● **What is required**
Some lines in the listing below may include the string "bundle". How many are there? Give only the number.

● **Data for the task**
=======

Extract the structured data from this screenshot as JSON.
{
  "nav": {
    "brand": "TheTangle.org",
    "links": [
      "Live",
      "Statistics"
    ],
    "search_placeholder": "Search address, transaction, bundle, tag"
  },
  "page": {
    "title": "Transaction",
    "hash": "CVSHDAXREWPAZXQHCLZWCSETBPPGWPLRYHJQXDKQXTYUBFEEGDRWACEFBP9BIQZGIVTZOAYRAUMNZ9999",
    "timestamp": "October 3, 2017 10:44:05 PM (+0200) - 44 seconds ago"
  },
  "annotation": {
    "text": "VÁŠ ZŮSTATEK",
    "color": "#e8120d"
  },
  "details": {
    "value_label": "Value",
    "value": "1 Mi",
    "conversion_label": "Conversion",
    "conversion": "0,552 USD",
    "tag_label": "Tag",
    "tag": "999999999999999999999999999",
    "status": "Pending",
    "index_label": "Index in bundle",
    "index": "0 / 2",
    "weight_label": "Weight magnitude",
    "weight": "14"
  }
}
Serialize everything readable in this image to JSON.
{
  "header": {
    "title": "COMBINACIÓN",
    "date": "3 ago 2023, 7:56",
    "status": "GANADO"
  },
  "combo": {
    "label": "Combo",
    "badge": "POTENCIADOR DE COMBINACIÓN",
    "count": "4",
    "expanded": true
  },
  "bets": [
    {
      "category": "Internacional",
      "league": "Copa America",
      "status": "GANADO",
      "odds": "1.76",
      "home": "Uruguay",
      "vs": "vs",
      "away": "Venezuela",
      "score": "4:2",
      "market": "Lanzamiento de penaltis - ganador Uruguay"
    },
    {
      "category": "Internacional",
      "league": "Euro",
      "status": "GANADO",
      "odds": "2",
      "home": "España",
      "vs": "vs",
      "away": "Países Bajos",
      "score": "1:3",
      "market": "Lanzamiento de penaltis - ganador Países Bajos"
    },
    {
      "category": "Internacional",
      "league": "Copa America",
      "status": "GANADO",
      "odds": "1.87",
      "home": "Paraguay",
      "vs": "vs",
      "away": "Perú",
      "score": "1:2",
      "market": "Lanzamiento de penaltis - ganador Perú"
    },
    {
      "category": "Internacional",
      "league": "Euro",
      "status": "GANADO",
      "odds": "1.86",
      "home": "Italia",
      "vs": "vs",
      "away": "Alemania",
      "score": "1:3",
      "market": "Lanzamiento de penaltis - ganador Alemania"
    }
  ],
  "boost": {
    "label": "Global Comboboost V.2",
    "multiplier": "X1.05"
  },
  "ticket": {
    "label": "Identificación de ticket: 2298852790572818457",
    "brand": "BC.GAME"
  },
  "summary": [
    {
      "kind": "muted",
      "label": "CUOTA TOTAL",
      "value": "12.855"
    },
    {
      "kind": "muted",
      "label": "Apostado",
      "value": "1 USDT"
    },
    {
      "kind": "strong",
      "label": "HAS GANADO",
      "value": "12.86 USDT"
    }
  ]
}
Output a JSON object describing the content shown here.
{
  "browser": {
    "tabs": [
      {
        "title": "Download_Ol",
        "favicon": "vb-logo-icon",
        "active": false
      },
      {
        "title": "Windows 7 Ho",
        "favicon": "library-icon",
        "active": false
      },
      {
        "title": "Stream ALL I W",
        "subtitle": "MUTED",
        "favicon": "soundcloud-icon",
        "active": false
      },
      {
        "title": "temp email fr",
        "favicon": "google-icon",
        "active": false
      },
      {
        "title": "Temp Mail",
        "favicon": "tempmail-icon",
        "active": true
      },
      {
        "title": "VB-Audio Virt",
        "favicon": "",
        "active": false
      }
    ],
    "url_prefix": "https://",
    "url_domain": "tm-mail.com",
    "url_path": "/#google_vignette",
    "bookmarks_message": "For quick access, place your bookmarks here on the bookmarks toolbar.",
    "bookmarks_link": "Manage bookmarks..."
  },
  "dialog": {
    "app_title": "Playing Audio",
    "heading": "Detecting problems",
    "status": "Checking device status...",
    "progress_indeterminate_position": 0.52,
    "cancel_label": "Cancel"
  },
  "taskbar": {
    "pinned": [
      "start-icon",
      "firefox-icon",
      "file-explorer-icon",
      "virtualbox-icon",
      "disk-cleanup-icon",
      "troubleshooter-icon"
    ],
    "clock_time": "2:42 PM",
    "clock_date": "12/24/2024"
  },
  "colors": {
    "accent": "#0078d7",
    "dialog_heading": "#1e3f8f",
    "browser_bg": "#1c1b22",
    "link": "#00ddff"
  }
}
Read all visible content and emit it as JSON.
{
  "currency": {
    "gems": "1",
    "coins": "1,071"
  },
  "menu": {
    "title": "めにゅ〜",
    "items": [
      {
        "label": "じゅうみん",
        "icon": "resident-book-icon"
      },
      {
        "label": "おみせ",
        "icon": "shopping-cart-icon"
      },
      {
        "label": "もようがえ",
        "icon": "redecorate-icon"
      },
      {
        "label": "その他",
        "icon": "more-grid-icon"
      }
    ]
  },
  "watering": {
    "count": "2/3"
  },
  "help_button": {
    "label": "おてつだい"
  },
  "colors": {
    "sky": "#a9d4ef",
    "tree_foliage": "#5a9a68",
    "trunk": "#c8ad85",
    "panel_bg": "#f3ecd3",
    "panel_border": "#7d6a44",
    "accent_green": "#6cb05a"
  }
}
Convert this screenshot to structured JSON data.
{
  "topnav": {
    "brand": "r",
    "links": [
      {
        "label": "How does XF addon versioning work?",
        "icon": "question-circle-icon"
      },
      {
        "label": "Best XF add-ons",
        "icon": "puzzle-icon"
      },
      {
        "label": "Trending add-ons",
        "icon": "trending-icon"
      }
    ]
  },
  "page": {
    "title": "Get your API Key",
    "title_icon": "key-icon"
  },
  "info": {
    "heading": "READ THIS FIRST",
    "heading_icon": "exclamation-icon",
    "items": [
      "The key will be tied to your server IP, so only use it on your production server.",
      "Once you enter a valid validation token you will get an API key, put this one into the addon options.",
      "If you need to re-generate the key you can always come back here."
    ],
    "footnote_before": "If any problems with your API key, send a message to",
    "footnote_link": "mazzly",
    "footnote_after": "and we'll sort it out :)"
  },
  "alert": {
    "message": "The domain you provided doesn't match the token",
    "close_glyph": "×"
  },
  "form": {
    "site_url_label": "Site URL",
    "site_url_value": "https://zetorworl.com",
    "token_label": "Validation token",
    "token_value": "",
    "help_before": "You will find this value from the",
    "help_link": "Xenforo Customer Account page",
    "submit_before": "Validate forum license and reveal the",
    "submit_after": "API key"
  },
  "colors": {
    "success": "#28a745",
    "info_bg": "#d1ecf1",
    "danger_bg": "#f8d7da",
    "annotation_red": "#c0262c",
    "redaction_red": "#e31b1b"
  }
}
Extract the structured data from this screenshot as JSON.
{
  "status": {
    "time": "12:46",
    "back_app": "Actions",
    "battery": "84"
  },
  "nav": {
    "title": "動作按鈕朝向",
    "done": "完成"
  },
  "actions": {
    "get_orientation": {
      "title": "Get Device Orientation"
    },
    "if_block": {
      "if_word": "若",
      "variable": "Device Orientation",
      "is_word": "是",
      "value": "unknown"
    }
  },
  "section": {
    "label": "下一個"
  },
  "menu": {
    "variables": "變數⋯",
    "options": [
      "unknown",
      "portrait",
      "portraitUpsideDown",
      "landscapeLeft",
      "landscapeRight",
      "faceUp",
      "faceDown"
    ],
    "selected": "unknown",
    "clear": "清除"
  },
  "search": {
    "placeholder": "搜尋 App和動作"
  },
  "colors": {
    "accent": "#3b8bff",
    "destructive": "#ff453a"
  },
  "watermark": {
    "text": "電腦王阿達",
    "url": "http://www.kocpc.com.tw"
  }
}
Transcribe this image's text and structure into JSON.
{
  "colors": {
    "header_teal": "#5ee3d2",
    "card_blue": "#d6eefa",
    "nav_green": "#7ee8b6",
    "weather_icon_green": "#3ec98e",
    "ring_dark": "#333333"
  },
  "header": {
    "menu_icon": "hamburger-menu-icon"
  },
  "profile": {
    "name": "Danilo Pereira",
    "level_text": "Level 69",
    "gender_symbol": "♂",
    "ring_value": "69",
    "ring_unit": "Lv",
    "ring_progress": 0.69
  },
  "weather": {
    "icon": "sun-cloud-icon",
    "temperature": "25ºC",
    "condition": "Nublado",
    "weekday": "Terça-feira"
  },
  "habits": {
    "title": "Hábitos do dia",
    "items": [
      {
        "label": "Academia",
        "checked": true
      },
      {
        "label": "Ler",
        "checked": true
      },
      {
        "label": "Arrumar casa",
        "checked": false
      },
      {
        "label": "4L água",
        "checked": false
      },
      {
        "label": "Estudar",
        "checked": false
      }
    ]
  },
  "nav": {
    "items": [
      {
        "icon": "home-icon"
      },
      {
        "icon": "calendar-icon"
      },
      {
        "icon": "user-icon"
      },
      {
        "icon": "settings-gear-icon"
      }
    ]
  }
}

=======

● **Answer for the task**
2